***** Input

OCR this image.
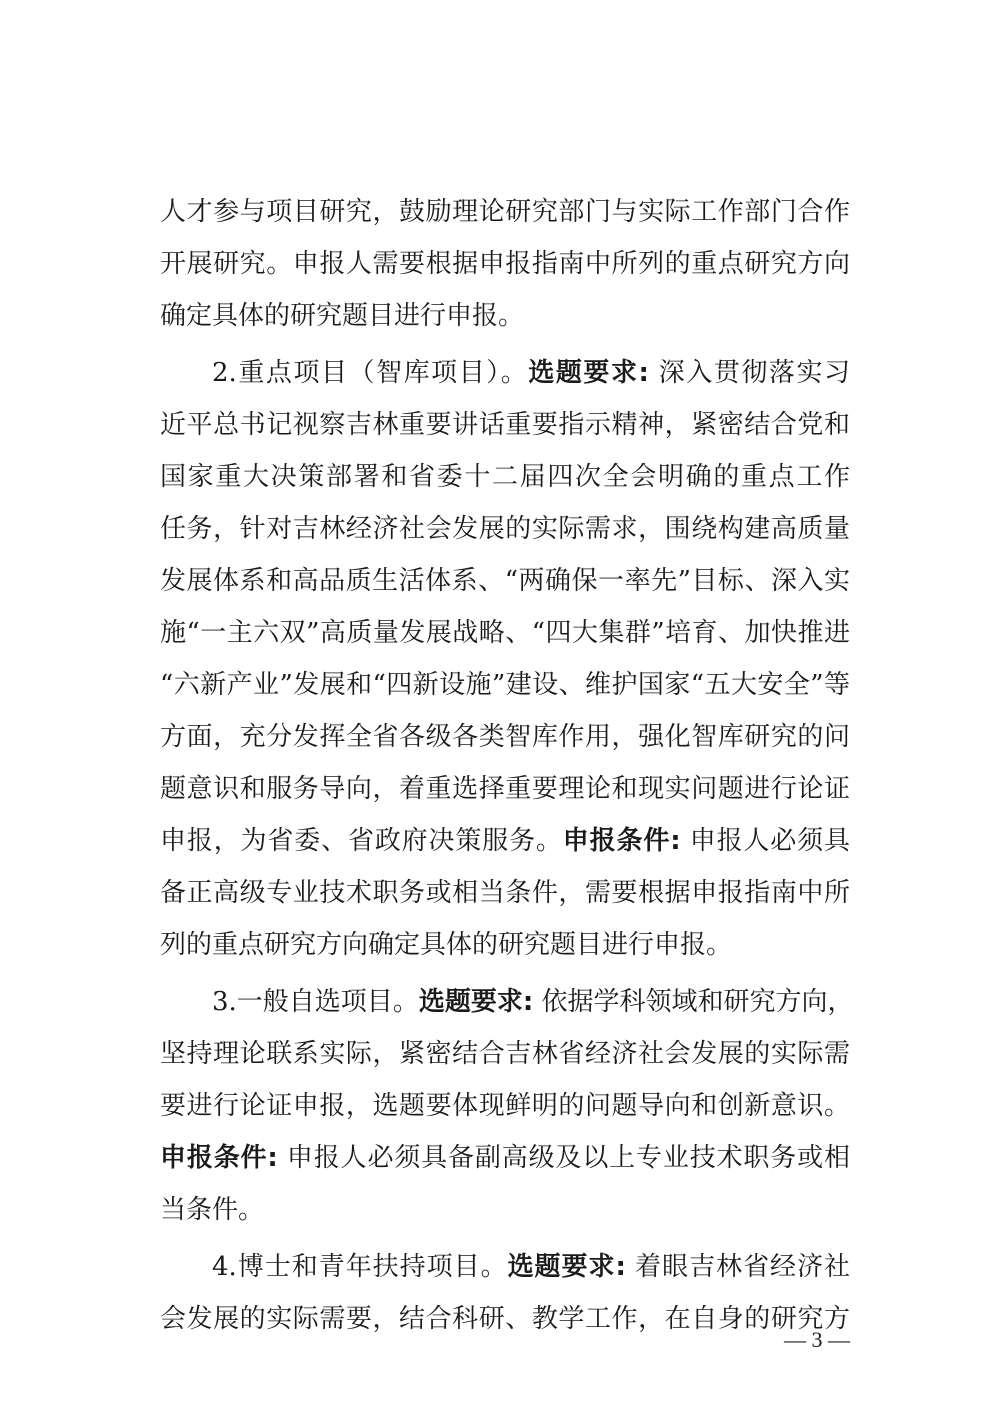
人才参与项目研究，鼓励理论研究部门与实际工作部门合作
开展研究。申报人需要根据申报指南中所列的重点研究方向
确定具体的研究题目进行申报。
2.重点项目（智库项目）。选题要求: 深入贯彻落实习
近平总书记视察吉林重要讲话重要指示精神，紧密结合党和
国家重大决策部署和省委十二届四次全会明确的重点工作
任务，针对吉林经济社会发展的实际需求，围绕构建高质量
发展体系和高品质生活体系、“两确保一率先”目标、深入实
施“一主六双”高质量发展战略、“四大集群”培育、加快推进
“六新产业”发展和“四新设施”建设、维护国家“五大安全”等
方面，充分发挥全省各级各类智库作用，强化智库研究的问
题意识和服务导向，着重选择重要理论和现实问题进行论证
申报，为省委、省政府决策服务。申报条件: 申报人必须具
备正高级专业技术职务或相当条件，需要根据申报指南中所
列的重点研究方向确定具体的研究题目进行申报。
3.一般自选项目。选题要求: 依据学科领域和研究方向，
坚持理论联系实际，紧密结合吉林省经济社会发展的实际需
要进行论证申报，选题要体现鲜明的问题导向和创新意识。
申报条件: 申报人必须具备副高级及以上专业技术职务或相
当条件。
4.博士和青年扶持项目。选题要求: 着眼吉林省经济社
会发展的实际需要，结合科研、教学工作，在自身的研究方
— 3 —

**********

** Task brief **
Except for the pictures, print the data above exactly.

** Response to this exercise **
OCR this image.
人才参与项目研究，鼓励理论研究部门与实际工作部门合作
开展研究。申报人需要根据申报指南中所列的重点研究方向
确定具体的研究题目进行申报。
2.重点项目（智库项目）。选题要求: 深入贯彻落实习
近平总书记视察吉林重要讲话重要指示精神，紧密结合党和
国家重大决策部署和省委十二届四次全会明确的重点工作
任务，针对吉林经济社会发展的实际需求，围绕构建高质量
发展体系和高品质生活体系、“两确保一率先”目标、深入实
施“一主六双”高质量发展战略、“四大集群”培育、加快推进
“六新产业”发展和“四新设施”建设、维护国家“五大安全”等
方面，充分发挥全省各级各类智库作用，强化智库研究的问
题意识和服务导向，着重选择重要理论和现实问题进行论证
申报，为省委、省政府决策服务。申报条件: 申报人必须具
备正高级专业技术职务或相当条件，需要根据申报指南中所
列的重点研究方向确定具体的研究题目进行申报。
3.一般自选项目。选题要求: 依据学科领域和研究方向，
坚持理论联系实际，紧密结合吉林省经济社会发展的实际需
要进行论证申报，选题要体现鲜明的问题导向和创新意识。
申报条件: 申报人必须具备副高级及以上专业技术职务或相
当条件。
4.博士和青年扶持项目。选题要求: 着眼吉林省经济社
会发展的实际需要，结合科研、教学工作，在自身的研究方
— 3 —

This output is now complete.